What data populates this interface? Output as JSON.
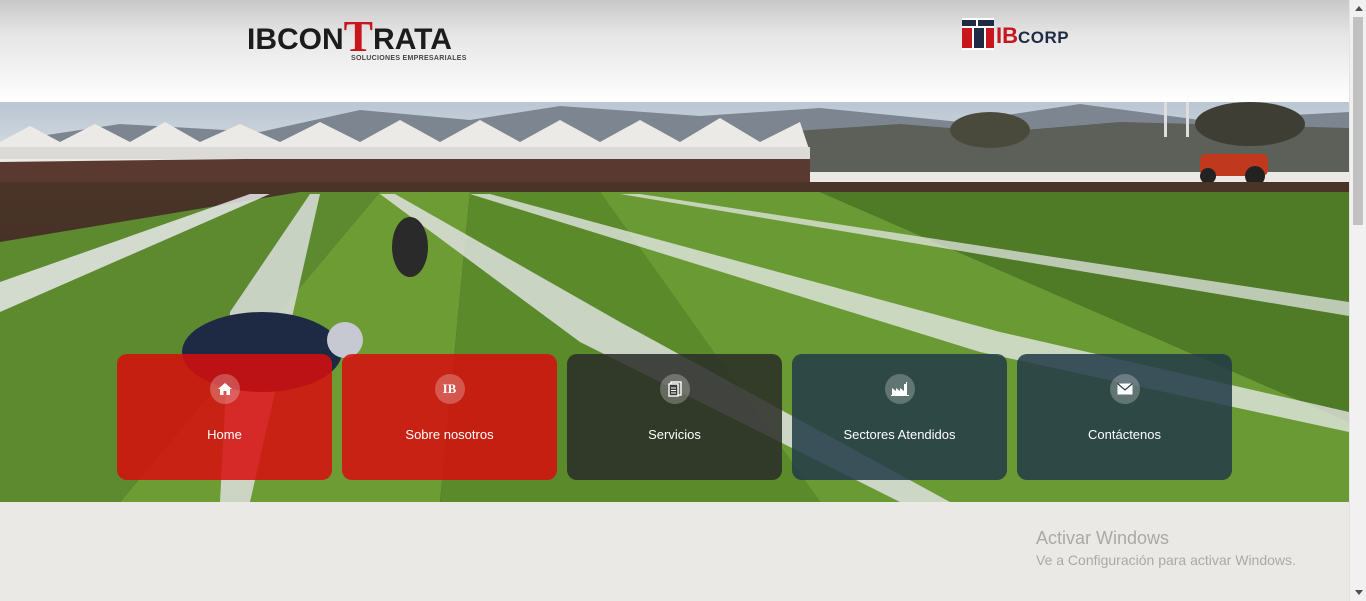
{
  "header": {
    "brand_prefix": "IBCON",
    "brand_t": "T",
    "brand_suffix": "RATA",
    "brand_tagline": "SOLUCIONES EMPRESARIALES",
    "partner_ib": "IB",
    "partner_corp": "CORP"
  },
  "nav": {
    "tiles": [
      {
        "label": "Home",
        "icon": "home-icon"
      },
      {
        "label": "Sobre nosotros",
        "icon": "ib-badge-icon",
        "icon_text": "IB"
      },
      {
        "label": "Servicios",
        "icon": "document-icon"
      },
      {
        "label": "Sectores Atendidos",
        "icon": "factory-icon"
      },
      {
        "label": "Contáctenos",
        "icon": "envelope-icon"
      }
    ]
  },
  "watermark": {
    "title": "Activar Windows",
    "subtitle": "Ve a Configuración para activar Windows."
  },
  "colors": {
    "brand_red": "#c8161d",
    "tile_red": "#d60e0e",
    "tile_dark": "#2a2c28",
    "tile_navy": "#233a48",
    "page_bg": "#ebe9e5"
  }
}
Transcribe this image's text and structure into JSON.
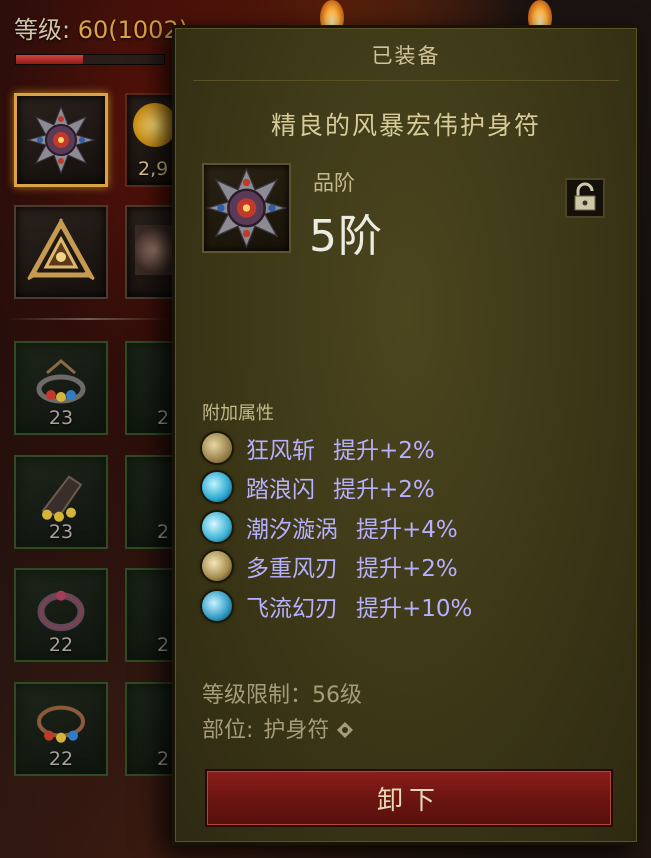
{
  "character": {
    "level_label": "等级: ",
    "level": "60",
    "paragon": "(1002)",
    "exp_fraction": 0.45
  },
  "inventory": {
    "currency_amount": "2,9",
    "slots": [
      {
        "level": "23"
      },
      {
        "level": "23"
      },
      {
        "level": "22"
      },
      {
        "level": "22"
      }
    ],
    "partial_slots": [
      {
        "level": "2"
      },
      {
        "level": "2"
      },
      {
        "level": "2"
      },
      {
        "level": "2"
      }
    ]
  },
  "tooltip": {
    "header": "已装备",
    "item_name": "精良的风暴宏伟护身符",
    "grade_label": "品阶",
    "grade_value": "5阶",
    "attributes_header": "附加属性",
    "attributes": [
      {
        "name": "狂风斩",
        "value": "提升+2%",
        "icon": "gust-slash-icon"
      },
      {
        "name": "踏浪闪",
        "value": "提升+2%",
        "icon": "wave-dash-icon"
      },
      {
        "name": "潮汐漩涡",
        "value": "提升+4%",
        "icon": "tidal-vortex-icon"
      },
      {
        "name": "多重风刃",
        "value": "提升+2%",
        "icon": "multi-wind-blade-icon"
      },
      {
        "name": "飞流幻刃",
        "value": "提升+10%",
        "icon": "phantom-blade-icon"
      }
    ],
    "level_req_label": "等级限制：",
    "level_req_value": "56级",
    "slot_label": "部位:",
    "slot_value": "护身符",
    "unequip_label": "卸下"
  },
  "colors": {
    "attribute_text": "#b6b0ff",
    "selected_border": "#d9a441",
    "unequip_button": "#6a1410"
  }
}
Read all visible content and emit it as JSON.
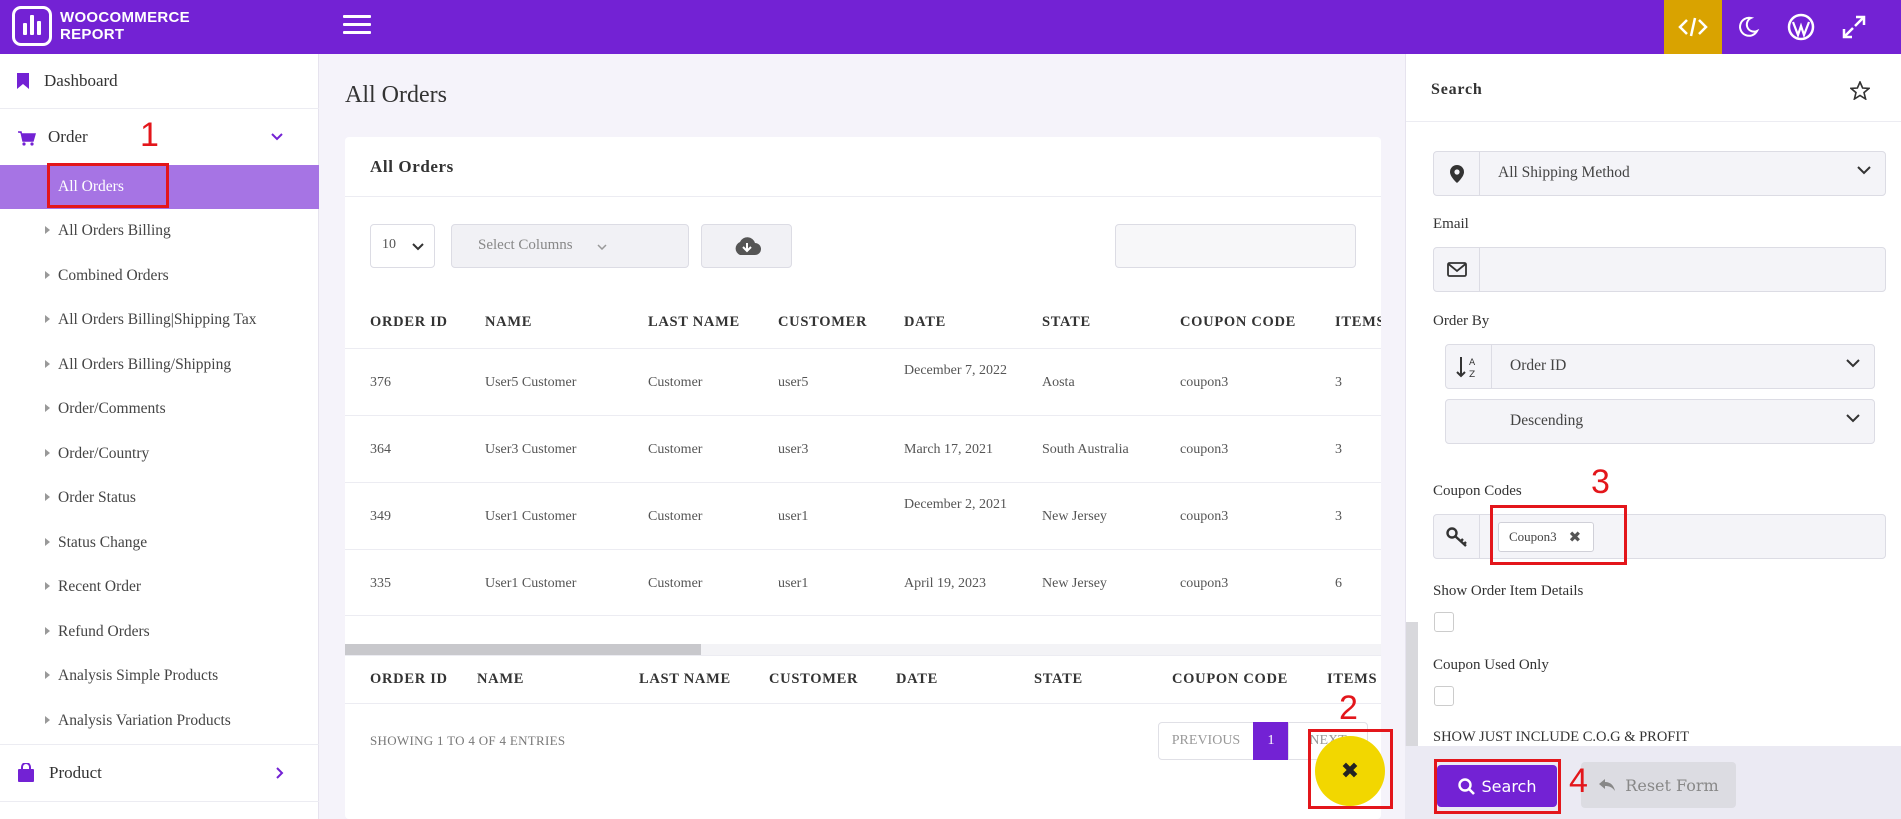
{
  "app": {
    "logo_line1": "WOOCOMMERCE",
    "logo_line2": "REPORT"
  },
  "sidebar": {
    "dashboard": "Dashboard",
    "order": "Order",
    "sub_items": [
      "All Orders",
      "All Orders Billing",
      "Combined Orders",
      "All Orders Billing|Shipping Tax",
      "All Orders Billing/Shipping",
      "Order/Comments",
      "Order/Country",
      "Order Status",
      "Status Change",
      "Recent Order",
      "Refund Orders",
      "Analysis Simple Products",
      "Analysis Variation Products"
    ],
    "product": "Product"
  },
  "main": {
    "page_title": "All Orders",
    "card_title": "All Orders",
    "page_length": "10",
    "select_columns_placeholder": "Select Columns",
    "columns": [
      "ORDER ID",
      "NAME",
      "LAST NAME",
      "CUSTOMER",
      "DATE",
      "STATE",
      "COUPON CODE",
      "ITEMS"
    ],
    "rows": [
      {
        "order_id": "376",
        "name": "User5 Customer",
        "last_name": "Customer",
        "customer": "user5",
        "date": "December 7, 2022",
        "state": "Aosta",
        "coupon": "coupon3",
        "items": "3"
      },
      {
        "order_id": "364",
        "name": "User3 Customer",
        "last_name": "Customer",
        "customer": "user3",
        "date": "March 17, 2021",
        "state": "South Australia",
        "coupon": "coupon3",
        "items": "3"
      },
      {
        "order_id": "349",
        "name": "User1 Customer",
        "last_name": "Customer",
        "customer": "user1",
        "date": "December 2, 2021",
        "state": "New Jersey",
        "coupon": "coupon3",
        "items": "3"
      },
      {
        "order_id": "335",
        "name": "User1 Customer",
        "last_name": "Customer",
        "customer": "user1",
        "date": "April 19, 2023",
        "state": "New Jersey",
        "coupon": "coupon3",
        "items": "6"
      }
    ],
    "entries_info": "SHOWING 1 TO 4 OF 4 ENTRIES",
    "pagination": {
      "previous": "PREVIOUS",
      "current": "1",
      "next": "NEXT"
    },
    "close_symbol": "✖"
  },
  "panel": {
    "title": "Search",
    "shipping_method": "All Shipping Method",
    "email_label": "Email",
    "email_value": "",
    "order_by_label": "Order By",
    "order_by_value": "Order ID",
    "order_direction": "Descending",
    "coupon_label": "Coupon Codes",
    "coupon_tag": "Coupon3",
    "coupon_tag_remove": "✖",
    "show_item_details_label": "Show Order Item Details",
    "coupon_used_only_label": "Coupon Used Only",
    "cog_label": "SHOW JUST INCLUDE C.O.G & PROFIT",
    "search_button": "Search",
    "reset_button": "Reset Form"
  },
  "annotations": [
    "1",
    "2",
    "3",
    "4"
  ],
  "colors": {
    "primary": "#7322d4",
    "accent": "#d9a300",
    "active_item": "#a674e4",
    "highlight": "#e3161b",
    "fab": "#f2d700"
  }
}
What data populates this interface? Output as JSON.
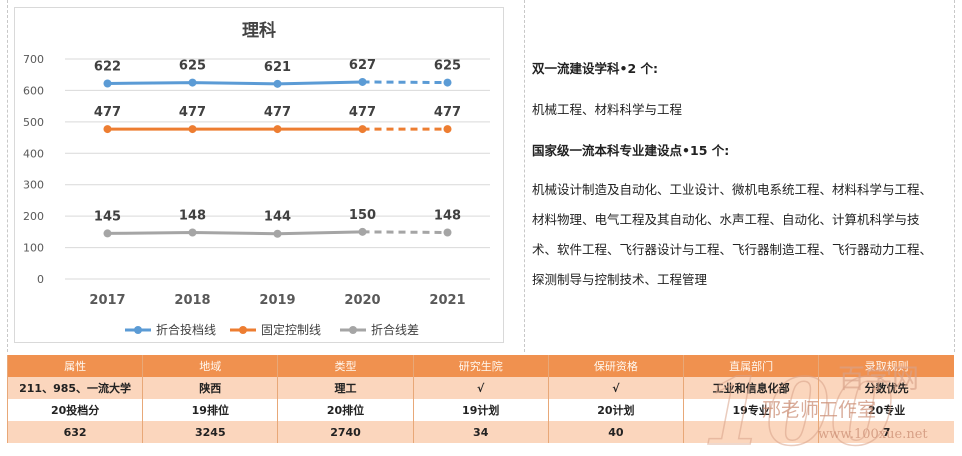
{
  "chart_data": {
    "type": "line",
    "title": "理科",
    "categories": [
      "2017",
      "2018",
      "2019",
      "2020",
      "2021"
    ],
    "ylim": [
      0,
      700
    ],
    "yticks": [
      0,
      100,
      200,
      300,
      400,
      500,
      600,
      700
    ],
    "grid": true,
    "legend_position": "bottom",
    "dashed_from_index": 3,
    "series": [
      {
        "name": "折合投档线",
        "values": [
          622,
          625,
          621,
          627,
          625
        ],
        "labels": [
          "622",
          "625",
          "621",
          "627",
          "625"
        ],
        "color": "#5b9bd5"
      },
      {
        "name": "固定控制线",
        "values": [
          477,
          477,
          477,
          477,
          477
        ],
        "labels": [
          "477",
          "477",
          "477",
          "477",
          "477"
        ],
        "color": "#ed7d31"
      },
      {
        "name": "折合线差",
        "values": [
          145,
          148,
          144,
          150,
          148
        ],
        "labels": [
          "145",
          "148",
          "144",
          "150",
          "148"
        ],
        "color": "#a5a5a5"
      }
    ]
  },
  "notes": {
    "heading1": "双一流建设学科•2 个:",
    "line1": "机械工程、材料科学与工程",
    "heading2": "国家级一流本科专业建设点•15 个:",
    "lines": [
      "机械设计制造及自动化、工业设计、微机电系统工程、材料科学与工程、",
      "材料物理、电气工程及其自动化、水声工程、自动化、计算机科学与技",
      "术、软件工程、飞行器设计与工程、飞行器制造工程、飞行器动力工程、",
      "探测制导与控制技术、工程管理"
    ]
  },
  "table": {
    "headers": [
      "属性",
      "地域",
      "类型",
      "研究生院",
      "保研资格",
      "直属部门",
      "录取规则"
    ],
    "rows": [
      [
        "211、985、一流大学",
        "陕西",
        "理工",
        "√",
        "√",
        "工业和信息化部",
        "分数优先"
      ],
      [
        "20投档分",
        "19排位",
        "20排位",
        "19计划",
        "20计划",
        "19专业",
        "20专业"
      ],
      [
        "632",
        "3245",
        "2740",
        "34",
        "40",
        "",
        "7"
      ]
    ]
  },
  "watermark": {
    "digits": "100",
    "brand": "百学网",
    "studio": "邢老师工作室",
    "url": "www.100xue.net",
    "color": "#d9a38a"
  }
}
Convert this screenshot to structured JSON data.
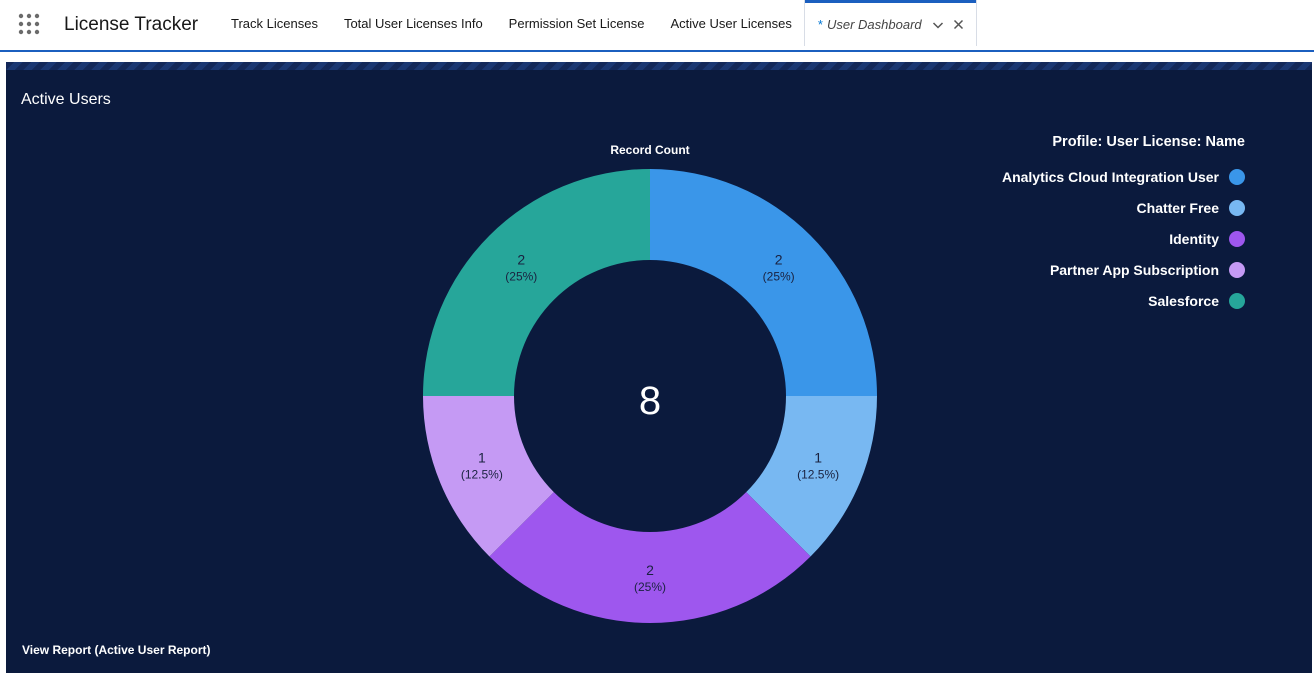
{
  "nav": {
    "app_launcher_icon": "app-launcher-grid-icon",
    "app_name": "License Tracker",
    "items": [
      {
        "label": "Track Licenses"
      },
      {
        "label": "Total User Licenses Info"
      },
      {
        "label": "Permission Set License"
      },
      {
        "label": "Active User Licenses"
      },
      {
        "label": "User Dashboard",
        "unsaved_marker": "*",
        "active": true
      }
    ]
  },
  "dashboard": {
    "widget_title": "Active Users",
    "view_report_label": "View Report (Active User Report)"
  },
  "chart_data": {
    "type": "donut",
    "title": "Record Count",
    "center_total": "8",
    "legend_title": "Profile: User License: Name",
    "legend_placement": "top-right",
    "series": [
      {
        "name": "Analytics Cloud Integration User",
        "value": 2,
        "percent_label": "(25%)",
        "color": "#3a96e9"
      },
      {
        "name": "Chatter Free",
        "value": 1,
        "percent_label": "(12.5%)",
        "color": "#78b8f2"
      },
      {
        "name": "Identity",
        "value": 2,
        "percent_label": "(25%)",
        "color": "#9e57ee"
      },
      {
        "name": "Partner App Subscription",
        "value": 1,
        "percent_label": "(12.5%)",
        "color": "#c59af4"
      },
      {
        "name": "Salesforce",
        "value": 2,
        "percent_label": "(25%)",
        "color": "#26a69a"
      }
    ]
  }
}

========================================

■ Given request
From the data, list each line in which the string "this" appears.

■ Exercise solution
What data populates this interface? Output as JSON.
Transcribe this image's text and structure into JSON.
What data populates this interface? Output as JSON.
Convert this screenshot to structured JSON data.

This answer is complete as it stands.